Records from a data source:
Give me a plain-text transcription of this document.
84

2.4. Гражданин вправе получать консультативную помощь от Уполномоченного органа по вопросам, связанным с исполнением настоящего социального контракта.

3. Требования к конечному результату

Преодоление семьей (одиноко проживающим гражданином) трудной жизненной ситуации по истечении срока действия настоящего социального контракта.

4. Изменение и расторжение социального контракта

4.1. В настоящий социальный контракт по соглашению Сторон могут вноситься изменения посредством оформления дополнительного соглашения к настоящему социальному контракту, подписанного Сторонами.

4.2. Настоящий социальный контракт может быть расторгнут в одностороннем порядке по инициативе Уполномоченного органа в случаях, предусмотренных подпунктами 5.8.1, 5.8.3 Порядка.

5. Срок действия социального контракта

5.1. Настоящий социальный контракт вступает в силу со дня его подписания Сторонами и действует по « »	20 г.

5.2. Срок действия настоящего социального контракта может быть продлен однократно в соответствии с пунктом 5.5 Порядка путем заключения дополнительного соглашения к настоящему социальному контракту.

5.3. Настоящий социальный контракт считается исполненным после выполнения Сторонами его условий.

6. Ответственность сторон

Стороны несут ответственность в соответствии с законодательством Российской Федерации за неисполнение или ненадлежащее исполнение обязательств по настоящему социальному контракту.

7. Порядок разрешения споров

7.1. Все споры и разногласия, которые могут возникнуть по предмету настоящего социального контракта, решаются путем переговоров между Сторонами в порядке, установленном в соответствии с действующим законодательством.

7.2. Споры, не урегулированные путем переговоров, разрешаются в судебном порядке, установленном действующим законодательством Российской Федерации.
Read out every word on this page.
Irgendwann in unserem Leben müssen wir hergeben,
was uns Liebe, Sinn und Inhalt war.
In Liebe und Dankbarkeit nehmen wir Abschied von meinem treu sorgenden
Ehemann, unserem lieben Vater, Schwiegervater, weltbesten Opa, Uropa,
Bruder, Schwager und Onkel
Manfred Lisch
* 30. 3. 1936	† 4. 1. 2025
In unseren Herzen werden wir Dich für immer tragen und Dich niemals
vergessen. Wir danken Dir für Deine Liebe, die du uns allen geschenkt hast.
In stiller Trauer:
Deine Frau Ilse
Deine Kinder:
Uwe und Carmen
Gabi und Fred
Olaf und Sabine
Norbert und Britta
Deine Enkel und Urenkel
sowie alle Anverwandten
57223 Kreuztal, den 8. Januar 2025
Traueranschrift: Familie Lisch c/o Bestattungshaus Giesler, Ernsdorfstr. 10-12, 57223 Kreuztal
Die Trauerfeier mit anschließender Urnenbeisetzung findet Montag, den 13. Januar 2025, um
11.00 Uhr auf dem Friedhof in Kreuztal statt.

**STATED GOAL:** Reproduce all of the records exactly.

**WRITTEN ANSWER:**
Give me a plain-text transcription of this document.
84

2.4. Гражданин вправе получать консультативную помощь от Уполномоченного органа по вопросам, связанным с исполнением настоящего социального контракта.

3. Требования к конечному результату

Преодоление семьей (одиноко проживающим гражданином) трудной жизненной ситуации по истечении срока действия настоящего социального контракта.

4. Изменение и расторжение социального контракта

4.1. В настоящий социальный контракт по соглашению Сторон могут вноситься изменения посредством оформления дополнительного соглашения к настоящему социальному контракту, подписанного Сторонами.

4.2. Настоящий социальный контракт может быть расторгнут в одностороннем порядке по инициативе Уполномоченного органа в случаях, предусмотренных подпунктами 5.8.1, 5.8.3 Порядка.

5. Срок действия социального контракта

5.1. Настоящий социальный контракт вступает в силу со дня его подписания Сторонами и действует по « »	20 г.

5.2. Срок действия настоящего социального контракта может быть продлен однократно в соответствии с пунктом 5.5 Порядка путем заключения дополнительного соглашения к настоящему социальному контракту.

5.3. Настоящий социальный контракт считается исполненным после выполнения Сторонами его условий.

6. Ответственность сторон

Стороны несут ответственность в соответствии с законодательством Российской Федерации за неисполнение или ненадлежащее исполнение обязательств по настоящему социальному контракту.

7. Порядок разрешения споров

7.1. Все споры и разногласия, которые могут возникнуть по предмету настоящего социального контракта, решаются путем переговоров между Сторонами в порядке, установленном в соответствии с действующим законодательством.

7.2. Споры, не урегулированные путем переговоров, разрешаются в судебном порядке, установленном действующим законодательством Российской Федерации.
Read out every word on this page.
Irgendwann in unserem Leben müssen wir hergeben,
was uns Liebe, Sinn und Inhalt war.
In Liebe und Dankbarkeit nehmen wir Abschied von meinem treu sorgenden
Ehemann, unserem lieben Vater, Schwiegervater, weltbesten Opa, Uropa,
Bruder, Schwager und Onkel
Manfred Lisch
* 30. 3. 1936	† 4. 1. 2025
In unseren Herzen werden wir Dich für immer tragen und Dich niemals
vergessen. Wir danken Dir für Deine Liebe, die du uns allen geschenkt hast.
In stiller Trauer:
Deine Frau Ilse
Deine Kinder:
Uwe und Carmen
Gabi und Fred
Olaf und Sabine
Norbert und Britta
Deine Enkel und Urenkel
sowie alle Anverwandten
57223 Kreuztal, den 8. Januar 2025
Traueranschrift: Familie Lisch c/o Bestattungshaus Giesler, Ernsdorfstr. 10-12, 57223 Kreuztal
Die Trauerfeier mit anschließender Urnenbeisetzung findet Montag, den 13. Januar 2025, um
11.00 Uhr auf dem Friedhof in Kreuztal statt.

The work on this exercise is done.